GIVEN REQUEST: In the records that follow, show each line where the word "from" is present.

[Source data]
------------

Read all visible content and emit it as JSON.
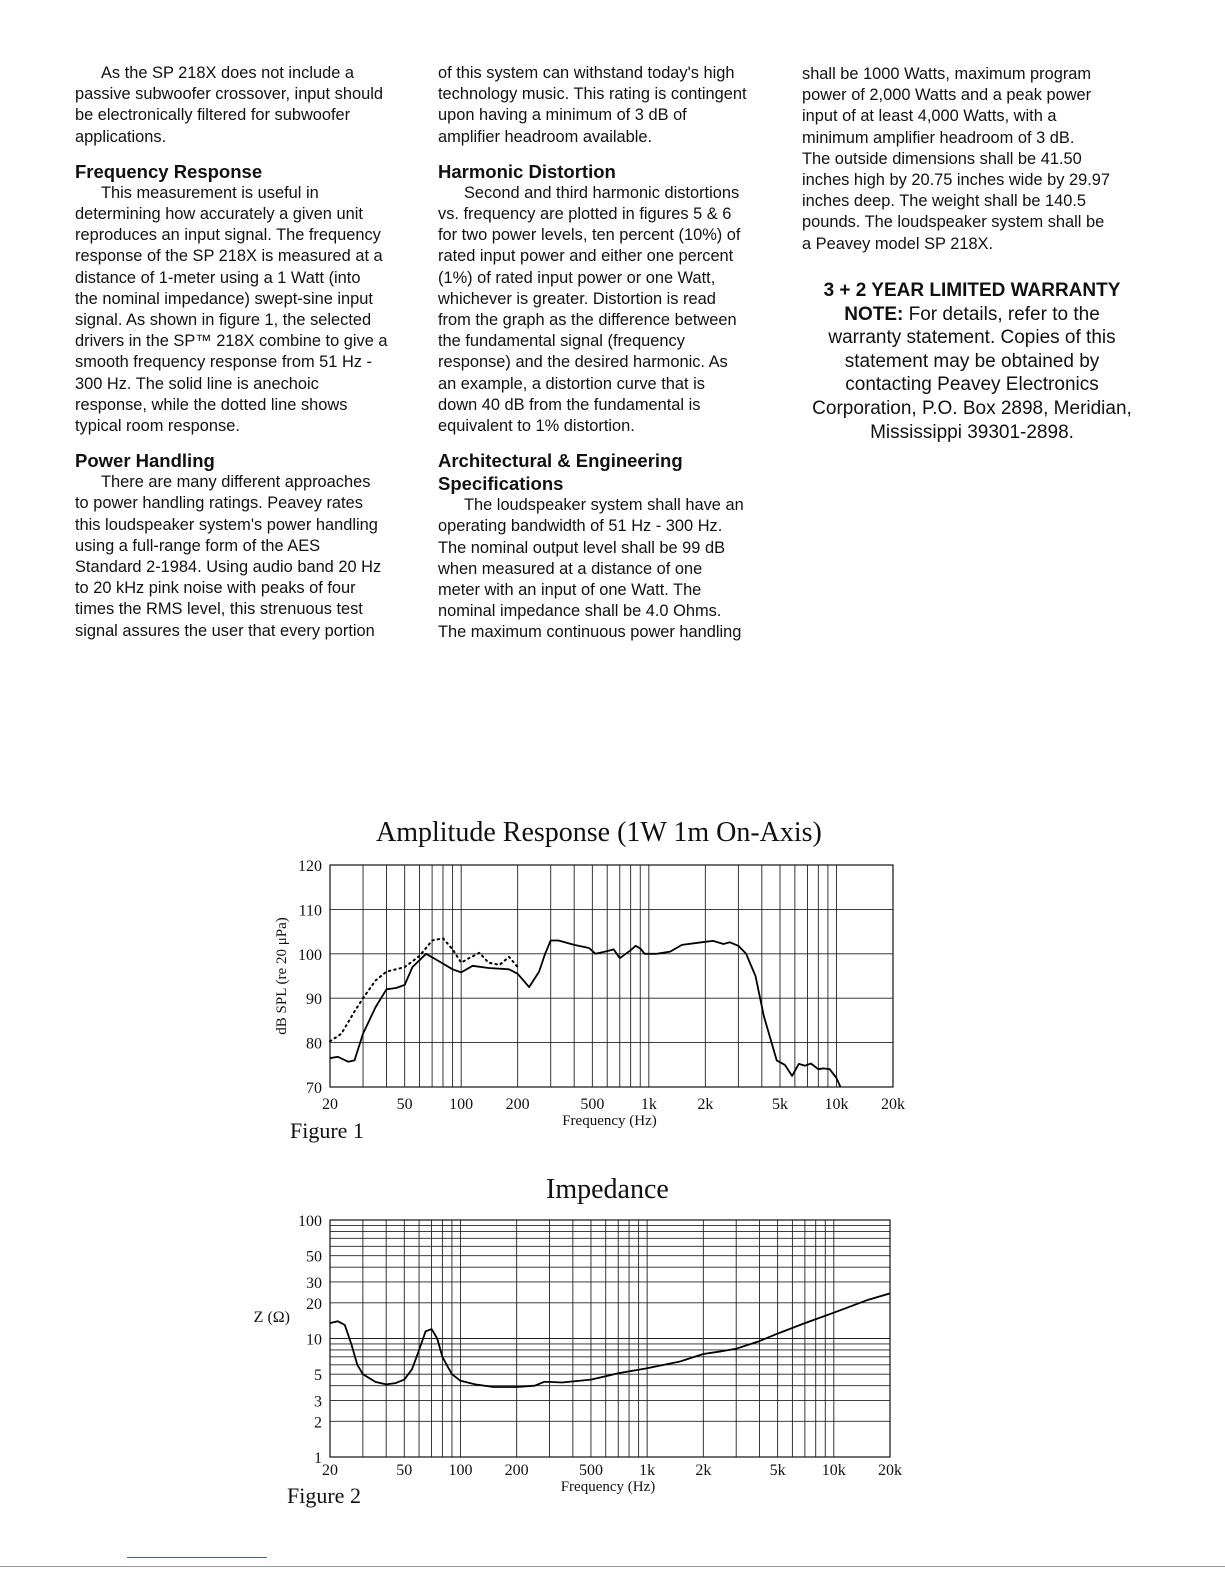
{
  "columns": [
    [
      {
        "type": "p",
        "lines": [
          "As the SP 218X does not include a",
          "passive subwoofer crossover, input should",
          "be electronically filtered for subwoofer",
          "applications."
        ]
      },
      {
        "type": "h",
        "lines": [
          "Frequency Response"
        ]
      },
      {
        "type": "p",
        "lines": [
          "This measurement is useful in",
          "determining how accurately a given unit",
          "reproduces an input signal. The frequency",
          "response of the SP 218X is measured at a",
          "distance of 1-meter using a 1 Watt (into",
          "the nominal impedance) swept-sine input",
          "signal. As shown in figure 1, the selected",
          "drivers in the SP™ 218X combine to give a",
          "smooth frequency response from 51 Hz -",
          "300 Hz. The solid line is anechoic",
          "response, while the dotted line shows",
          "typical room response."
        ]
      },
      {
        "type": "h",
        "lines": [
          "Power Handling"
        ]
      },
      {
        "type": "p",
        "lines": [
          "There are many different approaches",
          "to power handling ratings. Peavey rates",
          "this loudspeaker system's power handling",
          "using a full-range form of the AES",
          "Standard 2-1984. Using audio band 20 Hz",
          "to 20 kHz pink noise with peaks of four",
          "times the RMS level, this strenuous test",
          "signal assures the user that every portion"
        ]
      }
    ],
    [
      {
        "type": "c",
        "lines": [
          "of this system can withstand today's high",
          "technology music. This rating is contingent",
          "upon having a minimum of 3 dB of",
          "amplifier headroom available."
        ]
      },
      {
        "type": "h",
        "lines": [
          "Harmonic Distortion"
        ]
      },
      {
        "type": "p",
        "lines": [
          "Second and third harmonic distortions",
          "vs. frequency are plotted in figures 5 & 6",
          "for two power levels, ten percent (10%) of",
          "rated input power and either one percent",
          "(1%) of rated input power or one Watt,",
          "whichever is greater. Distortion is read",
          "from the graph as the difference between",
          "the fundamental signal (frequency",
          "response) and the desired harmonic. As",
          "an example, a distortion curve that is",
          "down 40 dB from the fundamental is",
          "equivalent to 1% distortion."
        ]
      },
      {
        "type": "h",
        "lines": [
          "Architectural & Engineering",
          "Specifications"
        ]
      },
      {
        "type": "p",
        "lines": [
          "The loudspeaker system shall have an",
          "operating bandwidth of 51 Hz - 300 Hz.",
          "The nominal output level shall be 99 dB",
          "when measured at a distance of one",
          "meter with an input of one Watt. The",
          "nominal impedance shall be 4.0 Ohms.",
          "The maximum continuous power handling"
        ]
      }
    ],
    [
      {
        "type": "c",
        "lines": [
          "shall be 1000 Watts, maximum program",
          "power of 2,000 Watts and a peak power",
          "input of at least 4,000 Watts, with a",
          "minimum amplifier headroom of 3 dB.",
          "The outside dimensions shall be 41.50",
          "inches high by 20.75 inches wide by 29.97",
          "inches deep. The weight shall be 140.5",
          "pounds. The loudspeaker system shall be",
          "a Peavey model SP 218X."
        ]
      }
    ]
  ],
  "warranty": {
    "title": "3 + 2 YEAR LIMITED WARRANTY",
    "note_label": "NOTE:",
    "first_line": " For details, refer to the",
    "lines": [
      "warranty statement. Copies of this",
      "statement may be obtained by",
      "contacting Peavey Electronics",
      "Corporation, P.O. Box 2898, Meridian,",
      "Mississippi 39301-2898."
    ]
  },
  "figures": [
    "Figure 1",
    "Figure 2"
  ],
  "chart_data": [
    {
      "type": "line",
      "title": "Amplitude Response   (1W 1m  On-Axis)",
      "xlabel": "Frequency (Hz)",
      "ylabel": "dB SPL (re 20 μPa)",
      "x_scale": "log",
      "xlim": [
        20,
        20000
      ],
      "ylim": [
        70,
        120
      ],
      "x_tick_values": [
        20,
        50,
        100,
        200,
        500,
        1000,
        2000,
        5000,
        10000,
        20000
      ],
      "x_tick_labels": [
        "20",
        "50",
        "100",
        "200",
        "500",
        "1k",
        "2k",
        "5k",
        "10k",
        "20k"
      ],
      "y_tick_values": [
        120,
        110,
        100,
        90,
        80,
        70
      ],
      "y_tick_labels": [
        "120",
        "110",
        "100",
        "90",
        "80",
        "70"
      ],
      "grid": true,
      "series": [
        {
          "style": "solid",
          "x": [
            20,
            22,
            25,
            27,
            30,
            35,
            40,
            45,
            50,
            55,
            65,
            75,
            90,
            100,
            115,
            140,
            180,
            200,
            230,
            260,
            280,
            300,
            330,
            400,
            480,
            520,
            600,
            650,
            700,
            800,
            850,
            900,
            950,
            1100,
            1300,
            1500,
            2000,
            2200,
            2500,
            2700,
            3000,
            3300,
            3700,
            4100,
            4400,
            4800,
            5300,
            5800,
            6300,
            6800,
            7300,
            8000,
            8500,
            9200,
            10000,
            10500
          ],
          "y": [
            76.5,
            76.8,
            75.7,
            76,
            82,
            88,
            92,
            92.3,
            93,
            97,
            100,
            98.5,
            96.5,
            95.8,
            97.3,
            96.8,
            96.5,
            95.5,
            92.5,
            96,
            100,
            103,
            103,
            102,
            101.3,
            100,
            100.6,
            101,
            99,
            100.8,
            101.8,
            101.2,
            100,
            100,
            100.5,
            102,
            102.7,
            102.9,
            102.2,
            102.6,
            101.8,
            100,
            95,
            86,
            81.5,
            76,
            75,
            72.5,
            75.2,
            74.8,
            75.3,
            74,
            74.2,
            74,
            72,
            70
          ]
        },
        {
          "style": "dotted",
          "x": [
            20,
            23,
            27,
            30,
            35,
            40,
            45,
            50,
            60,
            70,
            80,
            90,
            100,
            110,
            125,
            140,
            160,
            180,
            200
          ],
          "y": [
            80.3,
            82,
            87,
            90,
            94,
            96,
            96.5,
            97,
            99.5,
            103,
            103.5,
            101,
            98,
            99,
            100.2,
            98,
            97.5,
            99.3,
            97
          ]
        }
      ]
    },
    {
      "type": "line",
      "title": "Impedance",
      "xlabel": "Frequency (Hz)",
      "ylabel": "Z (Ω)",
      "x_scale": "log",
      "y_scale": "log",
      "xlim": [
        20,
        20000
      ],
      "ylim": [
        1,
        100
      ],
      "x_tick_values": [
        20,
        50,
        100,
        200,
        500,
        1000,
        2000,
        5000,
        10000,
        20000
      ],
      "x_tick_labels": [
        "20",
        "50",
        "100",
        "200",
        "500",
        "1k",
        "2k",
        "5k",
        "10k",
        "20k"
      ],
      "y_tick_values": [
        100,
        50,
        30,
        20,
        10,
        5,
        3,
        2,
        1
      ],
      "y_tick_labels": [
        "100",
        "50",
        "30",
        "20",
        "10",
        "5",
        "3",
        "2",
        "1"
      ],
      "grid": true,
      "series": [
        {
          "style": "solid",
          "x": [
            20,
            22,
            24,
            26,
            28,
            30,
            35,
            40,
            45,
            50,
            55,
            60,
            65,
            70,
            75,
            80,
            90,
            100,
            120,
            150,
            200,
            250,
            280,
            300,
            350,
            500,
            600,
            700,
            1000,
            1500,
            2000,
            2500,
            3000,
            4000,
            5000,
            7000,
            10000,
            15000,
            20000
          ],
          "y": [
            13.5,
            14,
            13,
            9,
            6,
            5,
            4.3,
            4.1,
            4.2,
            4.5,
            5.5,
            8,
            11.5,
            12,
            10,
            7,
            5,
            4.4,
            4.1,
            3.9,
            3.9,
            4.0,
            4.3,
            4.3,
            4.25,
            4.5,
            4.8,
            5.1,
            5.6,
            6.4,
            7.4,
            7.8,
            8.2,
            9.5,
            11,
            13.5,
            16.5,
            21,
            24
          ]
        }
      ]
    }
  ]
}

------------

EXPECTED ANSWER:
          "smooth frequency response from 51 Hz -",
          "from the graph as the difference between",
          "down 40 dB from the fundamental is",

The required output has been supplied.